### What needs to be done
Copy out all lines where "Добавьте" appears.

#### Information given ####

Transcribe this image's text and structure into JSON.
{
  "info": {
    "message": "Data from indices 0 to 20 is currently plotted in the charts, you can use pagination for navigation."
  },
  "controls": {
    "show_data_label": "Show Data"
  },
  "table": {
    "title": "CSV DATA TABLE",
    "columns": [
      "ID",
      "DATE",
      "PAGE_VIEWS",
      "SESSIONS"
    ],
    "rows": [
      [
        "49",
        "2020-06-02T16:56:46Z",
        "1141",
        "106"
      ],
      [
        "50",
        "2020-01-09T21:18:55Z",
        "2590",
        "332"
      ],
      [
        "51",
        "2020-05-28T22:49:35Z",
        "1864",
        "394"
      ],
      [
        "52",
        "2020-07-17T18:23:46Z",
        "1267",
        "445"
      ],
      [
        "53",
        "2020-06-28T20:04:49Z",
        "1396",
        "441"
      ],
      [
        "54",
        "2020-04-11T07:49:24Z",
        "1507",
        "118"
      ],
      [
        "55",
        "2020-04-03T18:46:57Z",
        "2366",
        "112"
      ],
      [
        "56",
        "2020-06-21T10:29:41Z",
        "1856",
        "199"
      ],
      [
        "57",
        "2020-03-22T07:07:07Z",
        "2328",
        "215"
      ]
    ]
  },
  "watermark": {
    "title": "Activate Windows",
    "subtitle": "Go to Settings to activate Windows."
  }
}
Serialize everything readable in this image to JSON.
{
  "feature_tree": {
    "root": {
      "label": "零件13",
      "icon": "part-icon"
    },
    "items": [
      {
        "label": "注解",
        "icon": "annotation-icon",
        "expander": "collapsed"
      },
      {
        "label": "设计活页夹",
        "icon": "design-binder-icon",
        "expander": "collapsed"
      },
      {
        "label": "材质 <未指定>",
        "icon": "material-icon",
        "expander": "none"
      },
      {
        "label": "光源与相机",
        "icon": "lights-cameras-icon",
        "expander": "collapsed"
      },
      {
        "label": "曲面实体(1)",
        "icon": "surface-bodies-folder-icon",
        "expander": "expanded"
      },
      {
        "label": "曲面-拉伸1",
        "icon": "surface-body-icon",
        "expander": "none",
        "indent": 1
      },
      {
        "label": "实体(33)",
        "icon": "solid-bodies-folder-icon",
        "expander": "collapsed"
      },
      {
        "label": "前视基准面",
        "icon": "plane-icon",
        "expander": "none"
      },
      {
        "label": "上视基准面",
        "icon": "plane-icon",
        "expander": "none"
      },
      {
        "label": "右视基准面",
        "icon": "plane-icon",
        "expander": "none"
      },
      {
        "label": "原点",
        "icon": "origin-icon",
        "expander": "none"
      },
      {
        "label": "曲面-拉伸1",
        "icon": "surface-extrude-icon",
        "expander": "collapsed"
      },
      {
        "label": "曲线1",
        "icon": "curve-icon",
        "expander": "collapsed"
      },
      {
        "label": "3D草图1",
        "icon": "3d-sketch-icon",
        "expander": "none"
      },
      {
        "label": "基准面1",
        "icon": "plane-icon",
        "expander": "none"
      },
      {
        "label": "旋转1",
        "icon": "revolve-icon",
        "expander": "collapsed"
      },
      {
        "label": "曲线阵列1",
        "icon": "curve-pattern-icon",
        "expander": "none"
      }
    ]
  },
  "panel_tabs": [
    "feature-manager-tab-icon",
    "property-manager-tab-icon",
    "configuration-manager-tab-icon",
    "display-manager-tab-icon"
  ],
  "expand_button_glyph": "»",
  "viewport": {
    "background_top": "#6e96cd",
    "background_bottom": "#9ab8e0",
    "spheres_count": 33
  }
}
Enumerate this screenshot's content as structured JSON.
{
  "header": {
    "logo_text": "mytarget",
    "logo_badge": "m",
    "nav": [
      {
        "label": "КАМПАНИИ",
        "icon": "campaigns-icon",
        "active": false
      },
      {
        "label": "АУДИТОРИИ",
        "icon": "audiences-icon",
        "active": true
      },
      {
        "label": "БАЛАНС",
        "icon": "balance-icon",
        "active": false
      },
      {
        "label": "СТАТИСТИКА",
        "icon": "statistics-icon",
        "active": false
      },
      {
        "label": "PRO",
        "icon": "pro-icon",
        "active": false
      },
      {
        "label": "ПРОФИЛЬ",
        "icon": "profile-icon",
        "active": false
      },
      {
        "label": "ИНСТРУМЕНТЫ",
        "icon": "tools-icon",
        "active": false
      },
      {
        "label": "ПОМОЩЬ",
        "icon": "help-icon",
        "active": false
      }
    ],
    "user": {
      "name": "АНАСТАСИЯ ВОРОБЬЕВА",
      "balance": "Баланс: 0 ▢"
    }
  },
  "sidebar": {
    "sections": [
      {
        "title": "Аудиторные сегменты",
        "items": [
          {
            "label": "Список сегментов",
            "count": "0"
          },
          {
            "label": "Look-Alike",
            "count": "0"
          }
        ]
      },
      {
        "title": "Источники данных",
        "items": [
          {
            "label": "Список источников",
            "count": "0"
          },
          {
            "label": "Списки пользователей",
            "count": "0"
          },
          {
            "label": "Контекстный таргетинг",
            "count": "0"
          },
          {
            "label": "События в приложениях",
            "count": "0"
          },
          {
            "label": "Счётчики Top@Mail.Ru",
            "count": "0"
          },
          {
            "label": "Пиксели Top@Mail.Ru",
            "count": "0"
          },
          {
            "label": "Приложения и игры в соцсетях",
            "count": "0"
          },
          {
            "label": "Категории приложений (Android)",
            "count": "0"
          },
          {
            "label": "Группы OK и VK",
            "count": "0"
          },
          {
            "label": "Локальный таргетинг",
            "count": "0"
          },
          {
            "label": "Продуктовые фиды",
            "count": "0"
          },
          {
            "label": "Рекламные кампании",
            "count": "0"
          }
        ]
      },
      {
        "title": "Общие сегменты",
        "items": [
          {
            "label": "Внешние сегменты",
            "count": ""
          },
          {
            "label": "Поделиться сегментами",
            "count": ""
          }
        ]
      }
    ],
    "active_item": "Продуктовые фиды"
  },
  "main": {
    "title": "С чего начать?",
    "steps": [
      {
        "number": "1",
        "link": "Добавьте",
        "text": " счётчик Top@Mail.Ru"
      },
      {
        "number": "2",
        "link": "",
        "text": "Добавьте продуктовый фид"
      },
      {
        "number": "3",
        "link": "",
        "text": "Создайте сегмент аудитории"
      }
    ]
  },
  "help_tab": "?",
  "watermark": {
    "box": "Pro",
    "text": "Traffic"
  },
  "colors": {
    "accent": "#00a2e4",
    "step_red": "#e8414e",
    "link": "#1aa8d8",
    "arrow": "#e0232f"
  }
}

####

### Exercise result
        "link": "Добавьте",
        "text": "Добавьте продуктовый фид"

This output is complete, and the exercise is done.